(Some records)

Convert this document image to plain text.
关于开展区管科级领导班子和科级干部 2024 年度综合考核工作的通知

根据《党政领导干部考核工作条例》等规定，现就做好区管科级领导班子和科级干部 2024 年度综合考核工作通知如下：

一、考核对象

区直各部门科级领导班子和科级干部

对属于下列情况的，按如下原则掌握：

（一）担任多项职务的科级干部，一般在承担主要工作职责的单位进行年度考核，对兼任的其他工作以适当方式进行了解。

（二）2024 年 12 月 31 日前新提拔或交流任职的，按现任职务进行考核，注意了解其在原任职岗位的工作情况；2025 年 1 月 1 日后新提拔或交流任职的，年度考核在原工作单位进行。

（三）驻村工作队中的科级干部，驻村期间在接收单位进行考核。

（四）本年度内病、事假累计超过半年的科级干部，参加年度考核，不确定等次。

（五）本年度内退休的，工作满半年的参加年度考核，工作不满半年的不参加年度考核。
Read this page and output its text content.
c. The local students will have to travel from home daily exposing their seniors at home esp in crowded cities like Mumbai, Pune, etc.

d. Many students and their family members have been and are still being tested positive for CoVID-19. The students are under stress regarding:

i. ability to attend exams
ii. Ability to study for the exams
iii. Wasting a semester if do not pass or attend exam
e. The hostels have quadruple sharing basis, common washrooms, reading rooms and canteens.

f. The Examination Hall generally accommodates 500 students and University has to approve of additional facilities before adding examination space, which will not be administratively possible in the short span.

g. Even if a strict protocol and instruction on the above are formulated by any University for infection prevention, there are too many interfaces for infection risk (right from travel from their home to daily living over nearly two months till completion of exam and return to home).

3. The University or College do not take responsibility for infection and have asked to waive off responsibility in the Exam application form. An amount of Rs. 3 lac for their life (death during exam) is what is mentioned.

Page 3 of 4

**DIRECTIONS**: Write out all the records above again, exactly as they stand.

**RESULT OF THE EXERCISE**:
Convert this document image to plain text.
关于开展区管科级领导班子和科级干部 2024 年度综合考核工作的通知

根据《党政领导干部考核工作条例》等规定，现就做好区管科级领导班子和科级干部 2024 年度综合考核工作通知如下：

一、考核对象

区直各部门科级领导班子和科级干部

对属于下列情况的，按如下原则掌握：

（一）担任多项职务的科级干部，一般在承担主要工作职责的单位进行年度考核，对兼任的其他工作以适当方式进行了解。

（二）2024 年 12 月 31 日前新提拔或交流任职的，按现任职务进行考核，注意了解其在原任职岗位的工作情况；2025 年 1 月 1 日后新提拔或交流任职的，年度考核在原工作单位进行。

（三）驻村工作队中的科级干部，驻村期间在接收单位进行考核。

（四）本年度内病、事假累计超过半年的科级干部，参加年度考核，不确定等次。

（五）本年度内退休的，工作满半年的参加年度考核，工作不满半年的不参加年度考核。
Read this page and output its text content.
c. The local students will have to travel from home daily exposing their seniors at home esp in crowded cities like Mumbai, Pune, etc.

d. Many students and their family members have been and are still being tested positive for CoVID-19. The students are under stress regarding:

i. ability to attend exams
ii. Ability to study for the exams
iii. Wasting a semester if do not pass or attend exam
e. The hostels have quadruple sharing basis, common washrooms, reading rooms and canteens.

f. The Examination Hall generally accommodates 500 students and University has to approve of additional facilities before adding examination space, which will not be administratively possible in the short span.

g. Even if a strict protocol and instruction on the above are formulated by any University for infection prevention, there are too many interfaces for infection risk (right from travel from their home to daily living over nearly two months till completion of exam and return to home).

3. The University or College do not take responsibility for infection and have asked to waive off responsibility in the Exam application form. An amount of Rs. 3 lac for their life (death during exam) is what is mentioned.

Page 3 of 4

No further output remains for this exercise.